OBJECTIVE: From the entries below, copy every line holding the word "color".

ENTRIES SUPPLIED:
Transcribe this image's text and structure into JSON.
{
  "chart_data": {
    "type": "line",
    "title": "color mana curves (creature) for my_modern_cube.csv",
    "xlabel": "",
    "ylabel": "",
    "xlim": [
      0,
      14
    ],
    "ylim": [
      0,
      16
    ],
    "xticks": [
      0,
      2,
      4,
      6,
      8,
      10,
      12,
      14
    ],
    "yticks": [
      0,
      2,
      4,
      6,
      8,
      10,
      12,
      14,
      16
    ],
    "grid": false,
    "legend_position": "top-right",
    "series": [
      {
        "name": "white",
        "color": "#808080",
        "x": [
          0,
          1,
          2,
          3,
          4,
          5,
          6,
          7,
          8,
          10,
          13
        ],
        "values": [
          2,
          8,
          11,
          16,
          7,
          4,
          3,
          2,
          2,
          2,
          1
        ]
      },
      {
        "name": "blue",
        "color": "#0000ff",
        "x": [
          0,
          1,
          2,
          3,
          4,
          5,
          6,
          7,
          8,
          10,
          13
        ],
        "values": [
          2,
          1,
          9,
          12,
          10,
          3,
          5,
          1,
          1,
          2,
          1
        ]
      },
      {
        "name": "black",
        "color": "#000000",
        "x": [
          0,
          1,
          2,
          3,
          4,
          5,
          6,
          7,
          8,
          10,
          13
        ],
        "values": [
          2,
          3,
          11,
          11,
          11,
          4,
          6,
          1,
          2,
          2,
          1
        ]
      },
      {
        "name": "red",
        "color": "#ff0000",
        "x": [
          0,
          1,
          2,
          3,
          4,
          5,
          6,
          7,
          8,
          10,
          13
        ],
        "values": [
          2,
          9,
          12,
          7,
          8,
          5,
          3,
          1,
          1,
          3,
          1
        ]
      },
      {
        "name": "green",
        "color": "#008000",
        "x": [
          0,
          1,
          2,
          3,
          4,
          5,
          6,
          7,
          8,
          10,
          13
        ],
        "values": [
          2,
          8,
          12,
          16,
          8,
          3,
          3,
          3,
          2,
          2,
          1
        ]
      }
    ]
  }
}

---

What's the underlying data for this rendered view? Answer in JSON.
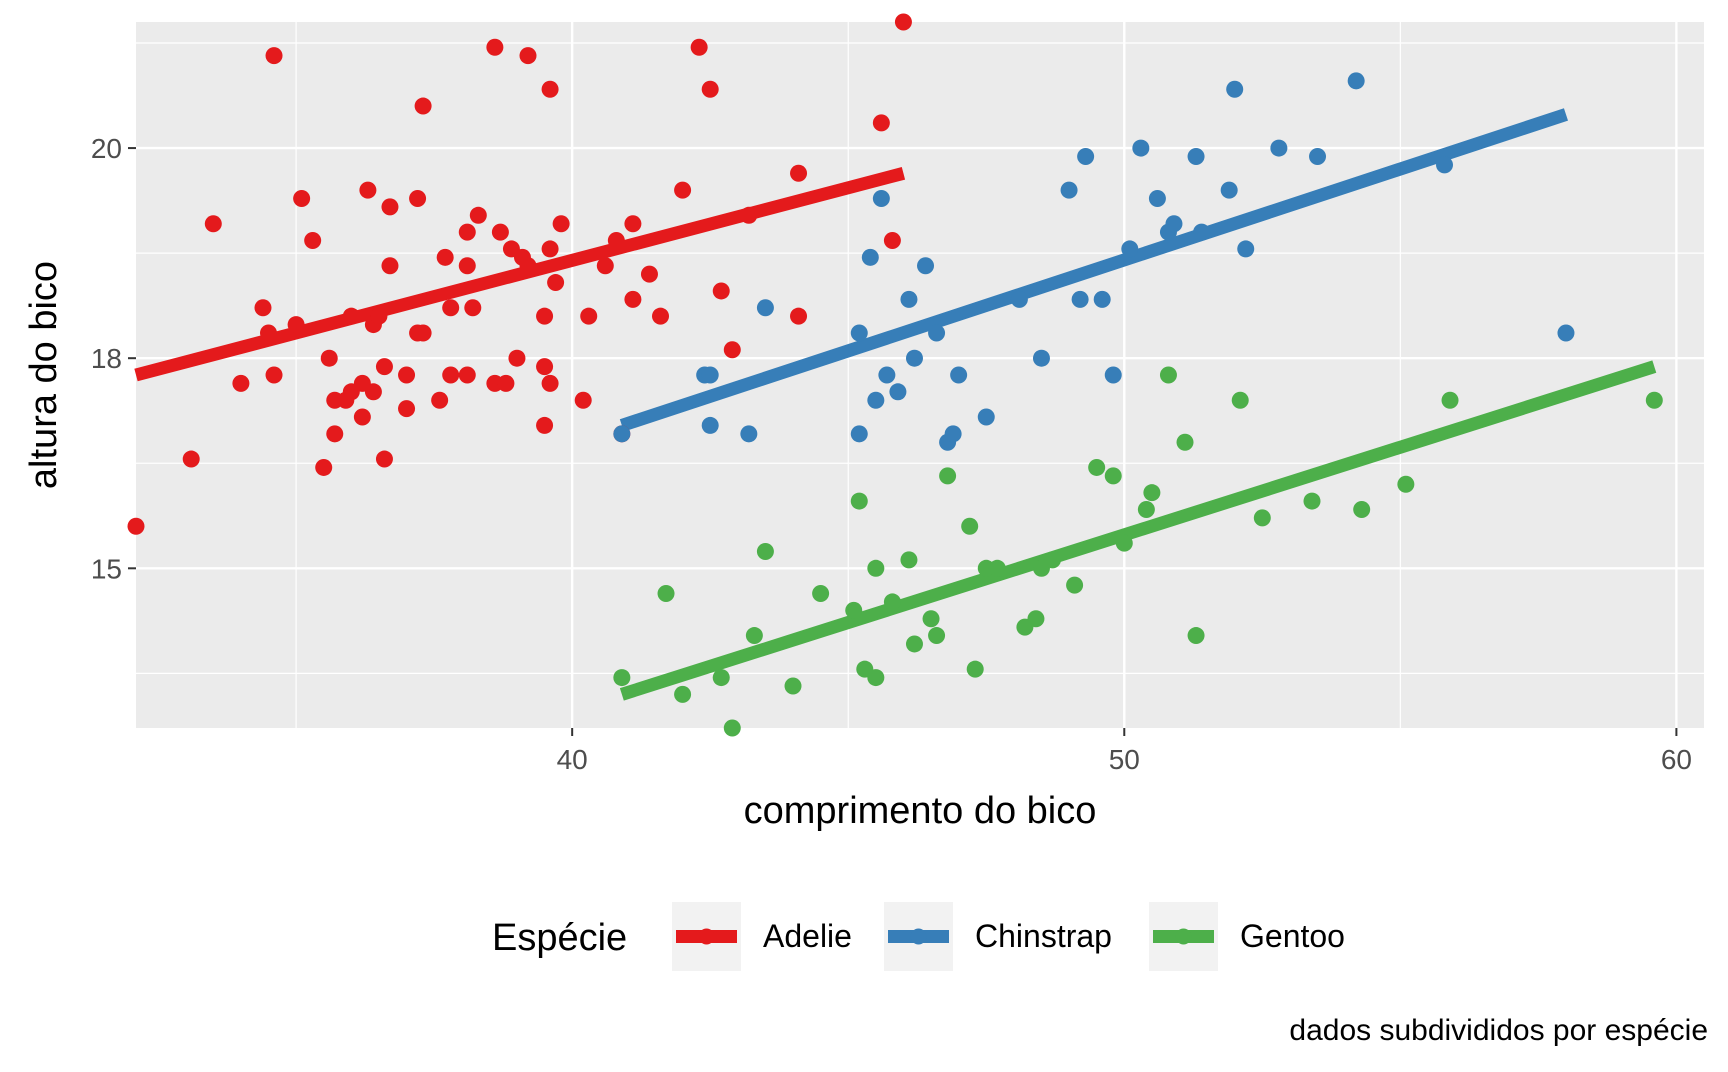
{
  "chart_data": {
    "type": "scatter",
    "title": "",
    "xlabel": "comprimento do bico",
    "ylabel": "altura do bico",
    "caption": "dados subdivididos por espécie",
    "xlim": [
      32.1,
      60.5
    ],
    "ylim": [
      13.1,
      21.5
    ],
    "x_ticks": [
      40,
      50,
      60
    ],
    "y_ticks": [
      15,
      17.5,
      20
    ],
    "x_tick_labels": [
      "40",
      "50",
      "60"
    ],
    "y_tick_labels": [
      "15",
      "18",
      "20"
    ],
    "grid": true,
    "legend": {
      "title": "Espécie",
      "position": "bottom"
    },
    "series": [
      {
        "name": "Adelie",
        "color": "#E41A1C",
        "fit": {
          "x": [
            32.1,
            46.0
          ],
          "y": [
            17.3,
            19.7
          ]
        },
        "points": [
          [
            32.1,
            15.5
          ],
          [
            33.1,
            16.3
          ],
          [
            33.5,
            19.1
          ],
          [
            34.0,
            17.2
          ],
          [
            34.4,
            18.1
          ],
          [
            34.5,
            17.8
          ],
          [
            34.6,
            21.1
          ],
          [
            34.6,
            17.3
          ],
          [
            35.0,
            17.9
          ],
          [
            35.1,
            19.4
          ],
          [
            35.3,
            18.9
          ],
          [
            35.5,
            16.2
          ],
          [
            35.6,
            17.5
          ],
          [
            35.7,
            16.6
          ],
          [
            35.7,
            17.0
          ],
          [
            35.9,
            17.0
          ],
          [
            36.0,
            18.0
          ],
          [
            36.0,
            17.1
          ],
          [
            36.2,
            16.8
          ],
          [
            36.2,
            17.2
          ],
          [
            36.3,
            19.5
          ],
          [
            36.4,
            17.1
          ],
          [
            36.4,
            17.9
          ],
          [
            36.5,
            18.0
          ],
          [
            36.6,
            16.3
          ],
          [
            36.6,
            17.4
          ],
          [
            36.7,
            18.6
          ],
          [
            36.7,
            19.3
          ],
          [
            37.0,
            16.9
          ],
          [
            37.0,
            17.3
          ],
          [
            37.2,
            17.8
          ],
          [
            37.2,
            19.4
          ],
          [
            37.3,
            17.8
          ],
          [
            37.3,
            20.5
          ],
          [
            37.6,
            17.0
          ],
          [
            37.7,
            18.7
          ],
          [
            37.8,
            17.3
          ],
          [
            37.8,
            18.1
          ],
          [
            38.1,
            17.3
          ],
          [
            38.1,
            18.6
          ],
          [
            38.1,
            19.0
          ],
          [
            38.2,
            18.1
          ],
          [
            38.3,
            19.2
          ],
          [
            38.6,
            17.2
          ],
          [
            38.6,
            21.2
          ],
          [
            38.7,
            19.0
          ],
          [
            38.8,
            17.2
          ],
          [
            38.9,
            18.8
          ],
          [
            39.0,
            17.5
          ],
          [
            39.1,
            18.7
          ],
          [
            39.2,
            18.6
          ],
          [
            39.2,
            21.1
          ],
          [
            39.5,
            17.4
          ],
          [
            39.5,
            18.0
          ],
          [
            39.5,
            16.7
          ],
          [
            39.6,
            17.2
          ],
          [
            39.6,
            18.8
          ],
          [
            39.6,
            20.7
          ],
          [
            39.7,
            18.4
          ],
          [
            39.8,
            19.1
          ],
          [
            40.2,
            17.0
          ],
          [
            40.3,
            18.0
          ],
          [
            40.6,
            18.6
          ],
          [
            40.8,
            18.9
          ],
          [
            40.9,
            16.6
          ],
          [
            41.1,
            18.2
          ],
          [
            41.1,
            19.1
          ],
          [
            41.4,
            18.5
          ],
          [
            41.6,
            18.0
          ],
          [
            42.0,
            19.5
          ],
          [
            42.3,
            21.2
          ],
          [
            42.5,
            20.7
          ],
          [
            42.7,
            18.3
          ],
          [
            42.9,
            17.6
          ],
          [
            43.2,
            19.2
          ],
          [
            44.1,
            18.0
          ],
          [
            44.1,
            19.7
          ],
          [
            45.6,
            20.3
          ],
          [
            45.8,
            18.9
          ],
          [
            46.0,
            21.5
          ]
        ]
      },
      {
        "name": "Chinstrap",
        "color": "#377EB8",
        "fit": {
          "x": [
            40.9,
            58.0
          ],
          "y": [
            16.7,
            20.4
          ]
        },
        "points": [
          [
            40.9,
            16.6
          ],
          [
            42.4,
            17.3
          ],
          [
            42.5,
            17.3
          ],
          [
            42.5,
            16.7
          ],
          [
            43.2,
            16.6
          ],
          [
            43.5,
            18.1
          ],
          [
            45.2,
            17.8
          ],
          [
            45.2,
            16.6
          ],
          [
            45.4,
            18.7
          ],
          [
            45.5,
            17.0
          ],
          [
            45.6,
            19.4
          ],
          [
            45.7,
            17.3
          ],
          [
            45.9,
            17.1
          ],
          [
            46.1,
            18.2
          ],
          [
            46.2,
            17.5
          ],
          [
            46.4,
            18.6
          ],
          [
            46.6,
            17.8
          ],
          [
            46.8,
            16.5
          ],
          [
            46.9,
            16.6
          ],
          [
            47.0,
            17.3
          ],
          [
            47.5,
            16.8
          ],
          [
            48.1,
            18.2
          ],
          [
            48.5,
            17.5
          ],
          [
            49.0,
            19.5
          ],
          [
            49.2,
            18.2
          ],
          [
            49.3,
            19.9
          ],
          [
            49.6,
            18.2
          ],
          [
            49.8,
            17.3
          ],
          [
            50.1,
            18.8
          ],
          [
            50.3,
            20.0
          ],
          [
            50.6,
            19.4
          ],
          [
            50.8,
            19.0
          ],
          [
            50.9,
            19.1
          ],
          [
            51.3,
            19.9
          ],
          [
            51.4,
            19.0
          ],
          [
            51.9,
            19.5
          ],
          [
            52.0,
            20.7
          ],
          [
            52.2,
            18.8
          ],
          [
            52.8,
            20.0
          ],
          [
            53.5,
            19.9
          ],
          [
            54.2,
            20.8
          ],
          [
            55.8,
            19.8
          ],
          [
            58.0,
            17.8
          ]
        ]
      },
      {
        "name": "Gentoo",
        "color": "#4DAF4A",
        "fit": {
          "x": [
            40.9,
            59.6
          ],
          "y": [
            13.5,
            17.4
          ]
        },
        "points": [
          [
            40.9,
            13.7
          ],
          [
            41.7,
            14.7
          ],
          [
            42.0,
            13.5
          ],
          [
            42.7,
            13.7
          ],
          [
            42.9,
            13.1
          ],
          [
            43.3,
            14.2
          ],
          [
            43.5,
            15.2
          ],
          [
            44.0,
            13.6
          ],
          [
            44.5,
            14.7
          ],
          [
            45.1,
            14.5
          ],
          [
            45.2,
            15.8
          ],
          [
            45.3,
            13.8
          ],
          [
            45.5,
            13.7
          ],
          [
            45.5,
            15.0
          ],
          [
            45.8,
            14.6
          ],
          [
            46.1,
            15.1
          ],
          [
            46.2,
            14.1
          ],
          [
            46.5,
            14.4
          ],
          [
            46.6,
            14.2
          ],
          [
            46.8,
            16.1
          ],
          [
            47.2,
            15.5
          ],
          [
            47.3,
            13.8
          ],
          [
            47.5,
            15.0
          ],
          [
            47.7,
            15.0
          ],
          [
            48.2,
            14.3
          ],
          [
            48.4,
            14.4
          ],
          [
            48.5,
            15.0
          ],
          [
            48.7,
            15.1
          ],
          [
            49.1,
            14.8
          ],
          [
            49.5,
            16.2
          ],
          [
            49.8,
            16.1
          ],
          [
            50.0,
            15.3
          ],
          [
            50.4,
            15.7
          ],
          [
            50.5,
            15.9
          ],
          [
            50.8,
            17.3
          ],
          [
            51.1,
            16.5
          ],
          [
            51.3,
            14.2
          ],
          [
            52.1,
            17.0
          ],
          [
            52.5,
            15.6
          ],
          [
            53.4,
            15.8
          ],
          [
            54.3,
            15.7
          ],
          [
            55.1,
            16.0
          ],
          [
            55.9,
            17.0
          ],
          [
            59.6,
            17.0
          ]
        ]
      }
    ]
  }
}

WORKED ANSWER:
    "title": "color mana curves (creature) for my_modern_cube.csv",
        "color": "#808080",
        "color": "#0000ff",
        "color": "#000000",
        "color": "#ff0000",
        "color": "#008000",
        "color": "#E41A1C",
        "color": "#377EB8",
        "color": "#4DAF4A",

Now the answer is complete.